Unraveling pathophysiology of progeroid syndrome and age related diseases
Professor Koutaro Yokote
Although it is well-known that the risk of lifestyle-related diseases and cancer increase with age, the underlying mechanisms remain unknown. In this study, we aim to elucidate the pathophysiology of progeroid syndrome, in which aging occurs more rapidly than expected and is frequently complicated by diabetes and cancer. We believe that our research will further lead us to understand human aging mechanisms.
Werner syndrome, the premature aging disease, causes gray hair, hair loss, and cataracts in both eyes beginning in the 20s. Patients with this disease suffer from thinness and hardness of the muscles and skin, coupled with the appearance of rapid aging. The disease is common among the Japanese population, and 60% of the world's reports of this condition are from Japan. However, the estimated number of patients with Werner syndrome in Japan is only 700?2,000, making it a rare condition. Therefore, many cases of Werner syndrome are not diagnosed or are inadequately treated. As a result, many patients face great difficulties in their daily lives.

_Information given_.
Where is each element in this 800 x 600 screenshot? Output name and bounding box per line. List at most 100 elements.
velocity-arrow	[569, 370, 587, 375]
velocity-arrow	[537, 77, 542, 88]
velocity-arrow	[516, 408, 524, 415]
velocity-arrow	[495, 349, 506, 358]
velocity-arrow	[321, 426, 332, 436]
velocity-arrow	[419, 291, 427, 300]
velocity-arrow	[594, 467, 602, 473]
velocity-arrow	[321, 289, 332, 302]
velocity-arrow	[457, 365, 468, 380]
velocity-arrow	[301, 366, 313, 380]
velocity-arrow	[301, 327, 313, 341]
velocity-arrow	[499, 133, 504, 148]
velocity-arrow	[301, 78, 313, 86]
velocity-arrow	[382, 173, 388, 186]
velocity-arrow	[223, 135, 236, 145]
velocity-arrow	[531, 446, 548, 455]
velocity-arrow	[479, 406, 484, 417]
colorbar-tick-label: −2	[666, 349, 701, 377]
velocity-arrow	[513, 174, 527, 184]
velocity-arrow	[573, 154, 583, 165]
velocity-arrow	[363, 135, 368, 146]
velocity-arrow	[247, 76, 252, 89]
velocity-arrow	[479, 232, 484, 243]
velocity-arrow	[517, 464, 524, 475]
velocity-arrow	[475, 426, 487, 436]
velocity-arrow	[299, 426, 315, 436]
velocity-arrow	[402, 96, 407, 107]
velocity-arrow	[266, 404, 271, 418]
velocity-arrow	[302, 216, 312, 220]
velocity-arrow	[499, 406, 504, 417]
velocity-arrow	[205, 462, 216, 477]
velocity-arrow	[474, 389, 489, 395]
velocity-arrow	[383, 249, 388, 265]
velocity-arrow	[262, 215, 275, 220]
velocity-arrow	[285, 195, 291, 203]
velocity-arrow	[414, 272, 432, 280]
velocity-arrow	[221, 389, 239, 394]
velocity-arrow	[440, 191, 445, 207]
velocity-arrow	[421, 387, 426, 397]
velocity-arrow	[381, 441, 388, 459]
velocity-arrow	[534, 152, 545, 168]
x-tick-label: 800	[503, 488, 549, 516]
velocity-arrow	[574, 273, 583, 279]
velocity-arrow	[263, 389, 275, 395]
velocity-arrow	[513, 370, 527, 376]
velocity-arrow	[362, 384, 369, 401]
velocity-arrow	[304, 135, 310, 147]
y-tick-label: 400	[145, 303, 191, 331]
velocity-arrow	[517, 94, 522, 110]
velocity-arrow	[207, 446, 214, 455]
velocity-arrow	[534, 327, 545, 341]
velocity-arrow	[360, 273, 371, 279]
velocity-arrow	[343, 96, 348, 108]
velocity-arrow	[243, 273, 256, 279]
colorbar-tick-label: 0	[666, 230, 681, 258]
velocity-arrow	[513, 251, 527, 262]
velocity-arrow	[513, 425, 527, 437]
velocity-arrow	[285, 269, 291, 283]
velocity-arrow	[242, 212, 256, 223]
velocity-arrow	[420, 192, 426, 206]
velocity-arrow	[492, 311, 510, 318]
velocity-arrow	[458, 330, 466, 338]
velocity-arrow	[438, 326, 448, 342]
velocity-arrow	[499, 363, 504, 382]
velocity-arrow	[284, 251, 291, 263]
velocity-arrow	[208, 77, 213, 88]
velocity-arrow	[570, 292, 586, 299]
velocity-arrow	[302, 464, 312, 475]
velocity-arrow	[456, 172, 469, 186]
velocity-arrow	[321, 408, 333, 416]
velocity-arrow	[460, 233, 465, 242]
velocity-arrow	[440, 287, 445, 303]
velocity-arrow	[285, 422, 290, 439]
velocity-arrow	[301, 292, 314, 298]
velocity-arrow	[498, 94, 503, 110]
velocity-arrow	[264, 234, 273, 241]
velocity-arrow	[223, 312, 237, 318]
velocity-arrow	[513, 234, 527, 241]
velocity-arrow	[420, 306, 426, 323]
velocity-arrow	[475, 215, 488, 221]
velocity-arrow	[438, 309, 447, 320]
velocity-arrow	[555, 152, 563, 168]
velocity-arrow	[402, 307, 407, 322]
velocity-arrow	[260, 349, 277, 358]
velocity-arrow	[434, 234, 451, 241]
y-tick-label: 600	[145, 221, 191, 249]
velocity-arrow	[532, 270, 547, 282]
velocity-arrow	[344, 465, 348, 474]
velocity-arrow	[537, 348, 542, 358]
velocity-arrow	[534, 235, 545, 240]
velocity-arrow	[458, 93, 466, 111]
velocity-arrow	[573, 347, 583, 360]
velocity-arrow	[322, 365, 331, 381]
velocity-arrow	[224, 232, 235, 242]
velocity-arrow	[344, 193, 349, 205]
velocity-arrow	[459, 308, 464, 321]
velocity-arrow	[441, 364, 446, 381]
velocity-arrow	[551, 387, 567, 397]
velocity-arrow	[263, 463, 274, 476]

_Questions to answer_.
A. Answer these questions from the progeroid syndrome text:
(i) Which two conditions frequently complicate progeroid syndrome?
(ii) What share of the world's reports of Werner syndrome come from Japan?
(iii) In which decade of life do gray hair, hair loss, and cataracts begin in Werner syndrome?
B. Pick up the progeroid syndrome text after its last sentence and continue it.
The listing is separate material and is not connected to the text on progeroid syndrome.

_Answers for each item_.
A.
(i) Diabetes and cancer.
(ii) 60%.
(iii) The 20s.

B.
Werner syndrome is known to be caused by a mutation in a RecQ type helicase Warner Syndrome Gene (WRN), an enzyme involved in DNA replication and repair. Typically, a mouse model, called a knockout mouse, in which the gene that causes the disease is destroyed, is used to elucidate the mechanism and develop treatment for a disease. Research, however, has not progressed as expected, since WRN gene knockout mice do not show a premature aging phenotype. Therefore, we are developing a primate model of Werner syndrome by targeting the WRN gene in small primates called marmosets. We hope to clarify the mechanism of aging and age-related diseases by using our new primate model as well as induced pluripotent stem cells, also known as iPS cells, derived from patients with Werner syndrome, which we have already established.